• WHAT THE TASK ASKS
Could you extract every entry below and reproduce it exactly?

• RECORD SET
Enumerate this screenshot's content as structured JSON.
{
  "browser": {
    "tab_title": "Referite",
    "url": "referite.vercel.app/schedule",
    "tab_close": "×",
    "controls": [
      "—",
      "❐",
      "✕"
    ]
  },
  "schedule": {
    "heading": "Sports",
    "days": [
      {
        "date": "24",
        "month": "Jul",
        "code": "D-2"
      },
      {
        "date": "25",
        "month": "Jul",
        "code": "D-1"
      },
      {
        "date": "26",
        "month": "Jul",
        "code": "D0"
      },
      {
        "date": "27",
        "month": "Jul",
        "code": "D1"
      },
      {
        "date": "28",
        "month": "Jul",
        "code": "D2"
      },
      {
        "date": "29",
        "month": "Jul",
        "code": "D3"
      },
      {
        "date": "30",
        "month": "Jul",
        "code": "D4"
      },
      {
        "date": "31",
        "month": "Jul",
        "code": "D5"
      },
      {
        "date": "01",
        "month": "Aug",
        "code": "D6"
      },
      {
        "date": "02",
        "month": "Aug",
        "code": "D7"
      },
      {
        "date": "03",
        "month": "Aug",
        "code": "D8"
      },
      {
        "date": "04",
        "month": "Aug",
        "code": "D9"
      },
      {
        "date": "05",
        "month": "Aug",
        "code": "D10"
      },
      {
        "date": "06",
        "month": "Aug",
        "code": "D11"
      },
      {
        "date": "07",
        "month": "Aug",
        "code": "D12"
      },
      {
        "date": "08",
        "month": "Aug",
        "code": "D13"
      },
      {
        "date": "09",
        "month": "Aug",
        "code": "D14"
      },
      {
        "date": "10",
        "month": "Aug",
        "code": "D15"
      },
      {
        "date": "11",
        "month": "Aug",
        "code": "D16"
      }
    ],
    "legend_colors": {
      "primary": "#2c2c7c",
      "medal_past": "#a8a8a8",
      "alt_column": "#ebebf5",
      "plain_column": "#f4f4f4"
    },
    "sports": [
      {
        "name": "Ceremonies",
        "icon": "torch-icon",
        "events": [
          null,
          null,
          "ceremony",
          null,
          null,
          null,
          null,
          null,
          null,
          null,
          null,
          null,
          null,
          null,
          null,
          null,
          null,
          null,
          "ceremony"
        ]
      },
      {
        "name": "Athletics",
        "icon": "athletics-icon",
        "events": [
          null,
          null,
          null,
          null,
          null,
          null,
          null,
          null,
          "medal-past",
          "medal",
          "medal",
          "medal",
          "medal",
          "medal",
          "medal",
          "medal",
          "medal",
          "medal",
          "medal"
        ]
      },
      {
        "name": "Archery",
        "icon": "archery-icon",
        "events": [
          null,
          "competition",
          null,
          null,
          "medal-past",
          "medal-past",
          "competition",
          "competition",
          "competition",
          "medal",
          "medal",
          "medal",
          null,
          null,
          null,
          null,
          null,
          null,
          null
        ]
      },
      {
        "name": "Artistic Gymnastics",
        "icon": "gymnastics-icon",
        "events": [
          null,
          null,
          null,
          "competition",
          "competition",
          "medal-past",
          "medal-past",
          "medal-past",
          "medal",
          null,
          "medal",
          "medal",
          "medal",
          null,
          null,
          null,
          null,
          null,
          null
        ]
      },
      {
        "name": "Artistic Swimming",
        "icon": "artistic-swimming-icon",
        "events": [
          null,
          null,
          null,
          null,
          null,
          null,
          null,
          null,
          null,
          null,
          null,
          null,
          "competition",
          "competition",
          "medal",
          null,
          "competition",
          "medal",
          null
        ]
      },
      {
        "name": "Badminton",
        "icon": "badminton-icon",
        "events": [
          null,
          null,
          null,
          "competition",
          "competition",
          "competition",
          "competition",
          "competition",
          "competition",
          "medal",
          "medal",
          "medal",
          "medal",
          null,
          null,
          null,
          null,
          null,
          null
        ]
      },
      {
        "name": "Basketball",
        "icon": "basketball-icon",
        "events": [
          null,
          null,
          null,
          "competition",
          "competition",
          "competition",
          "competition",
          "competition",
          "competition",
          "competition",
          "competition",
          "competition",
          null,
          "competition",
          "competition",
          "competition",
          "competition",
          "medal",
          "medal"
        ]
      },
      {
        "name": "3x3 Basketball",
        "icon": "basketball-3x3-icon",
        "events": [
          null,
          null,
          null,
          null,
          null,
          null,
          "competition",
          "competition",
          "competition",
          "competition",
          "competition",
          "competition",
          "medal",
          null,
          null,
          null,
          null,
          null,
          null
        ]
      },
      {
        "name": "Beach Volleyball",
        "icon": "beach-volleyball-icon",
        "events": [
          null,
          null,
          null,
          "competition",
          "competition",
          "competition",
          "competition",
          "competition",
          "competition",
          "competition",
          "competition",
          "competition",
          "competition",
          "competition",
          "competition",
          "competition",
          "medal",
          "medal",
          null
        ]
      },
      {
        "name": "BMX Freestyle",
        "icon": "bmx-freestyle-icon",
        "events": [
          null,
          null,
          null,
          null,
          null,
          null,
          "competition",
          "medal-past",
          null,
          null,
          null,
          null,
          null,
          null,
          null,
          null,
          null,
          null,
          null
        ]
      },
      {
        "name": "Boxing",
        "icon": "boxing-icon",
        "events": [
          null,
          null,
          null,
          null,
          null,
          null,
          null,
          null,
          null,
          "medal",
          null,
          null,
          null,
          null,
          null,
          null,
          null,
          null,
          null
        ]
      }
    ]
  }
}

• CORRECT OUTPUT
Enumerate this screenshot's content as structured JSON.
{
  "browser": {
    "tab_title": "Referite",
    "url": "referite.vercel.app/schedule",
    "tab_close": "×",
    "controls": [
      "—",
      "❐",
      "✕"
    ]
  },
  "schedule": {
    "heading": "Sports",
    "days": [
      {
        "date": "24",
        "month": "Jul",
        "code": "D-2"
      },
      {
        "date": "25",
        "month": "Jul",
        "code": "D-1"
      },
      {
        "date": "26",
        "month": "Jul",
        "code": "D0"
      },
      {
        "date": "27",
        "month": "Jul",
        "code": "D1"
      },
      {
        "date": "28",
        "month": "Jul",
        "code": "D2"
      },
      {
        "date": "29",
        "month": "Jul",
        "code": "D3"
      },
      {
        "date": "30",
        "month": "Jul",
        "code": "D4"
      },
      {
        "date": "31",
        "month": "Jul",
        "code": "D5"
      },
      {
        "date": "01",
        "month": "Aug",
        "code": "D6"
      },
      {
        "date": "02",
        "month": "Aug",
        "code": "D7"
      },
      {
        "date": "03",
        "month": "Aug",
        "code": "D8"
      },
      {
        "date": "04",
        "month": "Aug",
        "code": "D9"
      },
      {
        "date": "05",
        "month": "Aug",
        "code": "D10"
      },
      {
        "date": "06",
        "month": "Aug",
        "code": "D11"
      },
      {
        "date": "07",
        "month": "Aug",
        "code": "D12"
      },
      {
        "date": "08",
        "month": "Aug",
        "code": "D13"
      },
      {
        "date": "09",
        "month": "Aug",
        "code": "D14"
      },
      {
        "date": "10",
        "month": "Aug",
        "code": "D15"
      },
      {
        "date": "11",
        "month": "Aug",
        "code": "D16"
      }
    ],
    "legend_colors": {
      "primary": "#2c2c7c",
      "medal_past": "#a8a8a8",
      "alt_column": "#ebebf5",
      "plain_column": "#f4f4f4"
    },
    "sports": [
      {
        "name": "Ceremonies",
        "icon": "torch-icon",
        "events": [
          null,
          null,
          "ceremony",
          null,
          null,
          null,
          null,
          null,
          null,
          null,
          null,
          null,
          null,
          null,
          null,
          null,
          null,
          null,
          "ceremony"
        ]
      },
      {
        "name": "Athletics",
        "icon": "athletics-icon",
        "events": [
          null,
          null,
          null,
          null,
          null,
          null,
          null,
          null,
          "medal-past",
          "medal",
          "medal",
          "medal",
          "medal",
          "medal",
          "medal",
          "medal",
          "medal",
          "medal",
          "medal"
        ]
      },
      {
        "name": "Archery",
        "icon": "archery-icon",
        "events": [
          null,
          "competition",
          null,
          null,
          "medal-past",
          "medal-past",
          "competition",
          "competition",
          "competition",
          "medal",
          "medal",
          "medal",
          null,
          null,
          null,
          null,
          null,
          null,
          null
        ]
      },
      {
        "name": "Artistic Gymnastics",
        "icon": "gymnastics-icon",
        "events": [
          null,
          null,
          null,
          "competition",
          "competition",
          "medal-past",
          "medal-past",
          "medal-past",
          "medal",
          null,
          "medal",
          "medal",
          "medal",
          null,
          null,
          null,
          null,
          null,
          null
        ]
      },
      {
        "name": "Artistic Swimming",
        "icon": "artistic-swimming-icon",
        "events": [
          null,
          null,
          null,
          null,
          null,
          null,
          null,
          null,
          null,
          null,
          null,
          null,
          "competition",
          "competition",
          "medal",
          null,
          "competition",
          "medal",
          null
        ]
      },
      {
        "name": "Badminton",
        "icon": "badminton-icon",
        "events": [
          null,
          null,
          null,
          "competition",
          "competition",
          "competition",
          "competition",
          "competition",
          "competition",
          "medal",
          "medal",
          "medal",
          "medal",
          null,
          null,
          null,
          null,
          null,
          null
        ]
      },
      {
        "name": "Basketball",
        "icon": "basketball-icon",
        "events": [
          null,
          null,
          null,
          "competition",
          "competition",
          "competition",
          "competition",
          "competition",
          "competition",
          "competition",
          "competition",
          "competition",
          null,
          "competition",
          "competition",
          "competition",
          "competition",
          "medal",
          "medal"
        ]
      },
      {
        "name": "3x3 Basketball",
        "icon": "basketball-3x3-icon",
        "events": [
          null,
          null,
          null,
          null,
          null,
          null,
          "competition",
          "competition",
          "competition",
          "competition",
          "competition",
          "competition",
          "medal",
          null,
          null,
          null,
          null,
          null,
          null
        ]
      },
      {
        "name": "Beach Volleyball",
        "icon": "beach-volleyball-icon",
        "events": [
          null,
          null,
          null,
          "competition",
          "competition",
          "competition",
          "competition",
          "competition",
          "competition",
          "competition",
          "competition",
          "competition",
          "competition",
          "competition",
          "competition",
          "competition",
          "medal",
          "medal",
          null
        ]
      },
      {
        "name": "BMX Freestyle",
        "icon": "bmx-freestyle-icon",
        "events": [
          null,
          null,
          null,
          null,
          null,
          null,
          "competition",
          "medal-past",
          null,
          null,
          null,
          null,
          null,
          null,
          null,
          null,
          null,
          null,
          null
        ]
      },
      {
        "name": "Boxing",
        "icon": "boxing-icon",
        "events": [
          null,
          null,
          null,
          null,
          null,
          null,
          null,
          null,
          null,
          "medal",
          null,
          null,
          null,
          null,
          null,
          null,
          null,
          null,
          null
        ]
      }
    ]
  }
}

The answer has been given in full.